Exactly reproduce the lines that follow.

■ **Recorded information**
----------------

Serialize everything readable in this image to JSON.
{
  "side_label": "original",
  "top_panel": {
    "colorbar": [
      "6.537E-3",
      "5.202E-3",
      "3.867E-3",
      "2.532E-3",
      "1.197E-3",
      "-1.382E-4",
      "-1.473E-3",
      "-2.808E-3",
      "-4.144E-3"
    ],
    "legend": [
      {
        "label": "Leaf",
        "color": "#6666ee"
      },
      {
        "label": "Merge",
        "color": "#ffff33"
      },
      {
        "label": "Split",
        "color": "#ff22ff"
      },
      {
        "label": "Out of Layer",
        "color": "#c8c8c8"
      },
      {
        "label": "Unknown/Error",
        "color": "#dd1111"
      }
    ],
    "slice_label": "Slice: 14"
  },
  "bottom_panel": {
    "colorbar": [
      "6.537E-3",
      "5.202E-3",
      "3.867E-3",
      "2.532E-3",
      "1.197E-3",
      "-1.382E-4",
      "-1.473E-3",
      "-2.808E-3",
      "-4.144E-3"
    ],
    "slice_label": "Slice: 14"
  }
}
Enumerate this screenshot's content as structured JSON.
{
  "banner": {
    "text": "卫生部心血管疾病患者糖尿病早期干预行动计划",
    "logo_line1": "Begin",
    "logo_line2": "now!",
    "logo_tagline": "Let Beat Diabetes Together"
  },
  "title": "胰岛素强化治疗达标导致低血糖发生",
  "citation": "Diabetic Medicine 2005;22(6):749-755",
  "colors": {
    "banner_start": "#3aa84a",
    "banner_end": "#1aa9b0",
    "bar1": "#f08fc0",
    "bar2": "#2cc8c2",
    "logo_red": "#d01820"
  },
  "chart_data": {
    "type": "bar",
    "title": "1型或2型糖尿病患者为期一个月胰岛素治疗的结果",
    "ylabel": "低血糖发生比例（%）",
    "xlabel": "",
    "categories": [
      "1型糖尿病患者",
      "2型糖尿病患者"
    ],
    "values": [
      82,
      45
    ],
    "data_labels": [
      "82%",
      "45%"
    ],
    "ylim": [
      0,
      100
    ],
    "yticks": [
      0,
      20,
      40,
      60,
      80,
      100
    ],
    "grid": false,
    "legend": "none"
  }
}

----------------

■ **Answer to this exercise**
Serialize everything readable in this image to JSON.
{
  "side_label": "original",
  "top_panel": {
    "colorbar": [
      "6.537E-3",
      "5.202E-3",
      "3.867E-3",
      "2.532E-3",
      "1.197E-3",
      "-1.382E-4",
      "-1.473E-3",
      "-2.808E-3",
      "-4.144E-3"
    ],
    "legend": [
      {
        "label": "Leaf",
        "color": "#6666ee"
      },
      {
        "label": "Merge",
        "color": "#ffff33"
      },
      {
        "label": "Split",
        "color": "#ff22ff"
      },
      {
        "label": "Out of Layer",
        "color": "#c8c8c8"
      },
      {
        "label": "Unknown/Error",
        "color": "#dd1111"
      }
    ],
    "slice_label": "Slice: 14"
  },
  "bottom_panel": {
    "colorbar": [
      "6.537E-3",
      "5.202E-3",
      "3.867E-3",
      "2.532E-3",
      "1.197E-3",
      "-1.382E-4",
      "-1.473E-3",
      "-2.808E-3",
      "-4.144E-3"
    ],
    "slice_label": "Slice: 14"
  }
}
Enumerate this screenshot's content as structured JSON.
{
  "banner": {
    "text": "卫生部心血管疾病患者糖尿病早期干预行动计划",
    "logo_line1": "Begin",
    "logo_line2": "now!",
    "logo_tagline": "Let Beat Diabetes Together"
  },
  "title": "胰岛素强化治疗达标导致低血糖发生",
  "citation": "Diabetic Medicine 2005;22(6):749-755",
  "colors": {
    "banner_start": "#3aa84a",
    "banner_end": "#1aa9b0",
    "bar1": "#f08fc0",
    "bar2": "#2cc8c2",
    "logo_red": "#d01820"
  },
  "chart_data": {
    "type": "bar",
    "title": "1型或2型糖尿病患者为期一个月胰岛素治疗的结果",
    "ylabel": "低血糖发生比例（%）",
    "xlabel": "",
    "categories": [
      "1型糖尿病患者",
      "2型糖尿病患者"
    ],
    "values": [
      82,
      45
    ],
    "data_labels": [
      "82%",
      "45%"
    ],
    "ylim": [
      0,
      100
    ],
    "yticks": [
      0,
      20,
      40,
      60,
      80,
      100
    ],
    "grid": false,
    "legend": "none"
  }
}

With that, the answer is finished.